__MATERIAL PROVIDED__:
* * *

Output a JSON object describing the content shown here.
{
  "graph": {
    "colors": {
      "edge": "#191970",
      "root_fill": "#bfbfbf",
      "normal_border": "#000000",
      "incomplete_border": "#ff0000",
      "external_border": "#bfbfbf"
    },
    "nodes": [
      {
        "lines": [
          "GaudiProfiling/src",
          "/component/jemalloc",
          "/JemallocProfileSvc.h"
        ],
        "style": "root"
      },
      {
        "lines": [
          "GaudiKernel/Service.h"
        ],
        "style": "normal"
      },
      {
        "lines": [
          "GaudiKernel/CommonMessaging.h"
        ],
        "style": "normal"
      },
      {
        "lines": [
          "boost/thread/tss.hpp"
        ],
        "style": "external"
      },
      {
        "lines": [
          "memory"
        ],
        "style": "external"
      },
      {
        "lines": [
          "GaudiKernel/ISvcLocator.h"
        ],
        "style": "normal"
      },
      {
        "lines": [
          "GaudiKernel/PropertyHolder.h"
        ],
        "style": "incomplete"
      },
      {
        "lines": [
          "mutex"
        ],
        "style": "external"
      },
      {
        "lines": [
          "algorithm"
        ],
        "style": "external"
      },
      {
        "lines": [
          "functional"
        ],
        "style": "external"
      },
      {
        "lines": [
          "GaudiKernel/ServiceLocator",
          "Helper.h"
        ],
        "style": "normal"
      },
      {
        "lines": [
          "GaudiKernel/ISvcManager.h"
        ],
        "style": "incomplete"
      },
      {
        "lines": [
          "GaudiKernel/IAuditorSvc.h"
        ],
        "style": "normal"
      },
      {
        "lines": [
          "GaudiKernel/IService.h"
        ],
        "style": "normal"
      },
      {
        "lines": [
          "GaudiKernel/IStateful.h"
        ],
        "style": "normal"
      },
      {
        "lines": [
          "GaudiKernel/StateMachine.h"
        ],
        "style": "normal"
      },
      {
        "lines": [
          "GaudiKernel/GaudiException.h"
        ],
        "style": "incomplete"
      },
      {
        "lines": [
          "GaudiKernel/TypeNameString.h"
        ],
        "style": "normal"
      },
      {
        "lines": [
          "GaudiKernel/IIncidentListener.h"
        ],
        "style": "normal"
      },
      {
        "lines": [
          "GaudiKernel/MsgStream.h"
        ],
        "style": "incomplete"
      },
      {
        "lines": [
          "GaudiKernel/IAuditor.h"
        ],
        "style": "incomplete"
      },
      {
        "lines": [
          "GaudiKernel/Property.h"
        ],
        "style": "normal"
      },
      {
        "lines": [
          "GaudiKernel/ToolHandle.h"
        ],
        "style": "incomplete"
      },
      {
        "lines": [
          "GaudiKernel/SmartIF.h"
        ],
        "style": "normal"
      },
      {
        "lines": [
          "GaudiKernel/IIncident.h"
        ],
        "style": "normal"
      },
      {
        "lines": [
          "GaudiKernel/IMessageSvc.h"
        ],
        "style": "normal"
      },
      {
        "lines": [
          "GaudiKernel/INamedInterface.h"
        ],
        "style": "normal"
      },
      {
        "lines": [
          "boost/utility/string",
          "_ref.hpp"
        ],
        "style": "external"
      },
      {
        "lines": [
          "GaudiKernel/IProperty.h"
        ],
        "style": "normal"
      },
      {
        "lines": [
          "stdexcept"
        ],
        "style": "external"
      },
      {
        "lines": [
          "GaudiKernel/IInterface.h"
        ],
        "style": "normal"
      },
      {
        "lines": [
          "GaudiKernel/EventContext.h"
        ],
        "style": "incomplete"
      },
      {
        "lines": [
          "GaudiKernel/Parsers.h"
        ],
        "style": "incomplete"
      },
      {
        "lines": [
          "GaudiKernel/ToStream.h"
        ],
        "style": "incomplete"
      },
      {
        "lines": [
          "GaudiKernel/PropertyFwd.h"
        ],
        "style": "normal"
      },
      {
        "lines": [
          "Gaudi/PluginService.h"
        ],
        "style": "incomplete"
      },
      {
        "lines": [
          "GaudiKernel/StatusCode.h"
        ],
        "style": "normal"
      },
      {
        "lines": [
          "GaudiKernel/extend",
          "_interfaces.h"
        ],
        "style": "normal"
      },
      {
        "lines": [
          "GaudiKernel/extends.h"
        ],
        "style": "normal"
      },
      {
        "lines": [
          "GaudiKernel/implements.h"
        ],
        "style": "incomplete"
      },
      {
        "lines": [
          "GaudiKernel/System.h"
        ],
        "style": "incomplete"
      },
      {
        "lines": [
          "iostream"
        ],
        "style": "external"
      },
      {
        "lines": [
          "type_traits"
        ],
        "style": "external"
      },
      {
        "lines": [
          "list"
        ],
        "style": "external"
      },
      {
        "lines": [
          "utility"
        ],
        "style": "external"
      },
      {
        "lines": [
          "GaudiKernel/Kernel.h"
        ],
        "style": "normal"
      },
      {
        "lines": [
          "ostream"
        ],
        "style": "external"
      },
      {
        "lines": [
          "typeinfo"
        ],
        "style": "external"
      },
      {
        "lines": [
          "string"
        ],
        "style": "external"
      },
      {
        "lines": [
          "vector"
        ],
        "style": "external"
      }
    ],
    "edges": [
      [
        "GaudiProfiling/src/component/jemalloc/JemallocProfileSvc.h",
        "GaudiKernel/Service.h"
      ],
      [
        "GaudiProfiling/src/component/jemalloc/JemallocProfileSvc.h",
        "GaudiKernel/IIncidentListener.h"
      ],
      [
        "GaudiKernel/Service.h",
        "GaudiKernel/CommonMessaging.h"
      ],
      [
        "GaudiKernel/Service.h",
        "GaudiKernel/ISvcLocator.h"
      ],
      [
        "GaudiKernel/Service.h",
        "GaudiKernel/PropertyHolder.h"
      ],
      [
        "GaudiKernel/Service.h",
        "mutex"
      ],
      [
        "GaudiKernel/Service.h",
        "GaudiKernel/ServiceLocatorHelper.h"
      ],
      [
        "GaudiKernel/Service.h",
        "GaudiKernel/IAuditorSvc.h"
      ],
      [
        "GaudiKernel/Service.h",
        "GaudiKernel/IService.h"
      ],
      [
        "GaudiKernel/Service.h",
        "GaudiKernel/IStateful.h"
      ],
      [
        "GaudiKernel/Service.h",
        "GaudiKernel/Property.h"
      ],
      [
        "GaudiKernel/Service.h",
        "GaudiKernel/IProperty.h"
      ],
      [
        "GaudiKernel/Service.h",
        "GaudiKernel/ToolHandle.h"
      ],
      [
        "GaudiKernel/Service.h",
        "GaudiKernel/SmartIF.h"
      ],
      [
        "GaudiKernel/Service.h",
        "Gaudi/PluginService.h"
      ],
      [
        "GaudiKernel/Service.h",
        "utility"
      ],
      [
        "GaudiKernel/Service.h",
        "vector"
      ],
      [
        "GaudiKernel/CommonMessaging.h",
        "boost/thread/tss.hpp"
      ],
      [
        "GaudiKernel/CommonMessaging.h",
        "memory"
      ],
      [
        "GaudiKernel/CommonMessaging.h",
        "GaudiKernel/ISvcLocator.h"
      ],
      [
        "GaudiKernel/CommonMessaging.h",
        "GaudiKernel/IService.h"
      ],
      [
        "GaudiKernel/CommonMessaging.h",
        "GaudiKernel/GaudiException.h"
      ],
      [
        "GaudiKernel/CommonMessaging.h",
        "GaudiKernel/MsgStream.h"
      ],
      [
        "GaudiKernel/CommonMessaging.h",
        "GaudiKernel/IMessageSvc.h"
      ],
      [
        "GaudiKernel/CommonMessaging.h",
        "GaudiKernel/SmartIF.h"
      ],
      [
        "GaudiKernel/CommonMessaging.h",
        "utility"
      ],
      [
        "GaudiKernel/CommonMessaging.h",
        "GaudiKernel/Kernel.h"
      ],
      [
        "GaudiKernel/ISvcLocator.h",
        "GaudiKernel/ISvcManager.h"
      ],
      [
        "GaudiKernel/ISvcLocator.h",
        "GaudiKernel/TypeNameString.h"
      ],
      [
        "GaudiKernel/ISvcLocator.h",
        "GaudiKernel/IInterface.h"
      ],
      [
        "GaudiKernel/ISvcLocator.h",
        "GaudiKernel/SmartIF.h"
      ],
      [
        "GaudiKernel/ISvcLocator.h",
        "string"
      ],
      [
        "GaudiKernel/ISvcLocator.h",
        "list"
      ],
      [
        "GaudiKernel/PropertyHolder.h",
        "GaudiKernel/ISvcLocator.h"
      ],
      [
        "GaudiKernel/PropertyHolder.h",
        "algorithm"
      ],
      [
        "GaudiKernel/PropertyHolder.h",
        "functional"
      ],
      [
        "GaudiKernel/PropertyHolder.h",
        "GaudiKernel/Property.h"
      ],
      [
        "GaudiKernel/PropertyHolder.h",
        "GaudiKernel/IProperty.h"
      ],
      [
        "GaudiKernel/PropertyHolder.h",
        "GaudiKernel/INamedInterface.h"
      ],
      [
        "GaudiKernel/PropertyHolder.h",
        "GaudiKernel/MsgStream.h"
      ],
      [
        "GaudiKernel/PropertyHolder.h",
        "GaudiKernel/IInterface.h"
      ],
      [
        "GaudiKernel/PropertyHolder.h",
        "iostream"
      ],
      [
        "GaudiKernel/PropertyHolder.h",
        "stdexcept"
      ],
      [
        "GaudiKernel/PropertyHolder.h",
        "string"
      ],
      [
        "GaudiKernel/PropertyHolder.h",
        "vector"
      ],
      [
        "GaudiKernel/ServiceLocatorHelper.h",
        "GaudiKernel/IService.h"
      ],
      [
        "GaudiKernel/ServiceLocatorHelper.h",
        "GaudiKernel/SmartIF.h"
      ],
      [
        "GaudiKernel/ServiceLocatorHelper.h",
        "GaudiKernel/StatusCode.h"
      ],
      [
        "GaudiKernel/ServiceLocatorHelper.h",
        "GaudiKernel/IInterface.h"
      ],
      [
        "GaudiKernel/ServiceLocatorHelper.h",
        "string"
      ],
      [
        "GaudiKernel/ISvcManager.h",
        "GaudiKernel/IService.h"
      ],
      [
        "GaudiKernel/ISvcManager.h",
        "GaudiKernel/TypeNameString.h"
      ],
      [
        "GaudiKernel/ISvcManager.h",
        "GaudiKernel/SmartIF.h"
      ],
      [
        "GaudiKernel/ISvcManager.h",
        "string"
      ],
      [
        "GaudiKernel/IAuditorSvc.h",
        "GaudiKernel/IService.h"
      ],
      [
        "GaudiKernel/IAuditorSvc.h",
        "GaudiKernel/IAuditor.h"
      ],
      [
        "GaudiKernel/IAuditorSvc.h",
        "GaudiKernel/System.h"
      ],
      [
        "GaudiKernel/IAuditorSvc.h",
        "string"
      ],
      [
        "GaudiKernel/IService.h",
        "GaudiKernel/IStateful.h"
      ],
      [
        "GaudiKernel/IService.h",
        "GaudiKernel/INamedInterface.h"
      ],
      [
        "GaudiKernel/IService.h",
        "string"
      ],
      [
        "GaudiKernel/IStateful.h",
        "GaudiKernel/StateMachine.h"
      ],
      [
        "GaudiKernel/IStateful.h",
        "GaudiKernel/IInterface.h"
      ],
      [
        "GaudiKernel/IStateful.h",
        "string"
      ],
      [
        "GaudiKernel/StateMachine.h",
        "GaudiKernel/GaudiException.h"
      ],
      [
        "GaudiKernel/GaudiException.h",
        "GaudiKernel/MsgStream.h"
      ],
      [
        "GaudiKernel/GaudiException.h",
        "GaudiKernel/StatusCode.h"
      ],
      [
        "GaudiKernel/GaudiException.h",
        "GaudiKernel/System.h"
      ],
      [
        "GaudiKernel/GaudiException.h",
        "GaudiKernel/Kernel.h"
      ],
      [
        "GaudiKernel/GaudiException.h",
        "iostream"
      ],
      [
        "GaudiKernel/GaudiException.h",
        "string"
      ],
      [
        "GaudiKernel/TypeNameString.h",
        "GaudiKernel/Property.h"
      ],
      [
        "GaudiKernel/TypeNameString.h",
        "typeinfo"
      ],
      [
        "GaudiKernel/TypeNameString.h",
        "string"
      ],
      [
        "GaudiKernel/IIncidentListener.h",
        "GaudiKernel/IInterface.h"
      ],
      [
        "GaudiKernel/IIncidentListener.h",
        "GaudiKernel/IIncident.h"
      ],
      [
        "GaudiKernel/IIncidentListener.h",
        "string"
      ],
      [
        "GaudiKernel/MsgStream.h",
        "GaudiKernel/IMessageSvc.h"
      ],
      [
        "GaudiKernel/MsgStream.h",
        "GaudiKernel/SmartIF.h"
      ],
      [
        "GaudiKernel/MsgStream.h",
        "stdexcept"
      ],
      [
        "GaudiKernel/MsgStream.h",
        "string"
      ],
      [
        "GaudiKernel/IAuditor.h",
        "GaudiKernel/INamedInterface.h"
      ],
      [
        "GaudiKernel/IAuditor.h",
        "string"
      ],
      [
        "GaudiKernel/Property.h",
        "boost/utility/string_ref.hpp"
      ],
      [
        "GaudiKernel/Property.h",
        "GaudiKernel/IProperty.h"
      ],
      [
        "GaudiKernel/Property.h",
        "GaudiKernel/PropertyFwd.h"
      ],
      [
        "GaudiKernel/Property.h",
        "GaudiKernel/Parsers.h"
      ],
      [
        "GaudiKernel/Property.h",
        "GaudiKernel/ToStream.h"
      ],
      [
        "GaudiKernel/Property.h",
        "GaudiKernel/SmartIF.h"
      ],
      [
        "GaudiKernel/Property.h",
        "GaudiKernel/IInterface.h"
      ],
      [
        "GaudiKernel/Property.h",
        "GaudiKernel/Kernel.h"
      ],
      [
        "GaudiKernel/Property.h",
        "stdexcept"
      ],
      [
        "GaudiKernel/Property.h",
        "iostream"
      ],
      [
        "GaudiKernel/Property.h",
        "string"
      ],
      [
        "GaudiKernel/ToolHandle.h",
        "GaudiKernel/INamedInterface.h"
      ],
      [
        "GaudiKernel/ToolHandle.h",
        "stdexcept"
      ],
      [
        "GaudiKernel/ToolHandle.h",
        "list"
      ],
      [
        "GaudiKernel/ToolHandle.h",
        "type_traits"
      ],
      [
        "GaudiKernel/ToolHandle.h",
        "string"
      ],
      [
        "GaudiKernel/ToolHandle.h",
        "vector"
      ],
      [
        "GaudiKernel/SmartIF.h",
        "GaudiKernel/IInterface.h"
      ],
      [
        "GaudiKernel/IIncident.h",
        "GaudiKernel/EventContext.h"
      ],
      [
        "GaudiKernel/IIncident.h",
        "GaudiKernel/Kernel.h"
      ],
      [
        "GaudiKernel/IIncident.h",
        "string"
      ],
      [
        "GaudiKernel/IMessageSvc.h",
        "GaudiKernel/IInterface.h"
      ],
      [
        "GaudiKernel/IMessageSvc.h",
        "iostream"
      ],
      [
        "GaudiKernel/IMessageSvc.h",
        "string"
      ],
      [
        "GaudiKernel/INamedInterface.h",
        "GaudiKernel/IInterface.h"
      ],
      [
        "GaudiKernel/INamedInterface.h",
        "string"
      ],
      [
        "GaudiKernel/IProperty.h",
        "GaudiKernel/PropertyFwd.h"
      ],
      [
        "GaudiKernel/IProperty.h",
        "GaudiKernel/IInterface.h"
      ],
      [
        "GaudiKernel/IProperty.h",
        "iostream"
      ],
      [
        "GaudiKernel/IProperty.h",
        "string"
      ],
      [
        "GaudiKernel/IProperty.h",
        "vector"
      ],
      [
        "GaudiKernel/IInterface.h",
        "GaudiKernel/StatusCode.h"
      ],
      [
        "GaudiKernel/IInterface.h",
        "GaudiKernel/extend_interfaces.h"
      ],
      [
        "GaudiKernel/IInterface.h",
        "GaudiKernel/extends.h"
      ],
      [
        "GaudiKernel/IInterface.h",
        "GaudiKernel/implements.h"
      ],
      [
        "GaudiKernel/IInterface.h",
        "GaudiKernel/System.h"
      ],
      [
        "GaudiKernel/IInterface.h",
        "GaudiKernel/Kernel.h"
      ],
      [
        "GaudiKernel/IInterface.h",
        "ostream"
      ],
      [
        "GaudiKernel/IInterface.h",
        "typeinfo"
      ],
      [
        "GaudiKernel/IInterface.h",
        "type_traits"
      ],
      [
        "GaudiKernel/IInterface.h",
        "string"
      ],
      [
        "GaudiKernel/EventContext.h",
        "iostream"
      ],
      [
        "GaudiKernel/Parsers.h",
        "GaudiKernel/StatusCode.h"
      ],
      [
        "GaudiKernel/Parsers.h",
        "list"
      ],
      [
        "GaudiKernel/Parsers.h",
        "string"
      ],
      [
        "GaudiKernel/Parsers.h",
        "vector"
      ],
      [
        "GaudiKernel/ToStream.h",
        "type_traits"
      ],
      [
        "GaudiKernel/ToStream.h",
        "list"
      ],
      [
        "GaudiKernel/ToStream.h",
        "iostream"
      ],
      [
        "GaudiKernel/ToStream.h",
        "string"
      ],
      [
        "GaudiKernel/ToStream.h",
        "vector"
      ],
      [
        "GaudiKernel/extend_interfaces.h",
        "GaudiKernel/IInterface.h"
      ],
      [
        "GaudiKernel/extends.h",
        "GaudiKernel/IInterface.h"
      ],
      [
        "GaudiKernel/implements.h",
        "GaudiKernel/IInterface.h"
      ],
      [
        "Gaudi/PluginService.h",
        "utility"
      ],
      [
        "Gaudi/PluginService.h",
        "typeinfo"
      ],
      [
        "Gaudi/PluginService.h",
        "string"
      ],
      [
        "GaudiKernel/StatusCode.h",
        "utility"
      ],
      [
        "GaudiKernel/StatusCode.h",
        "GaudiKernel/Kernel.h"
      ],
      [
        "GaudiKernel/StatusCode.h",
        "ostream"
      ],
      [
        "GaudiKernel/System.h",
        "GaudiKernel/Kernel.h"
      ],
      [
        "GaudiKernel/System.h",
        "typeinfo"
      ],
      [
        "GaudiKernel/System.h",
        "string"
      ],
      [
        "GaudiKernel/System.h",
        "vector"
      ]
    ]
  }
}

* * *

__EXERCISE BRIEF__:
Of the lines in the material, how many contain the word "EventContext"? Reply with the number and nothing else.

__ANSWER TO THE TASK__:
3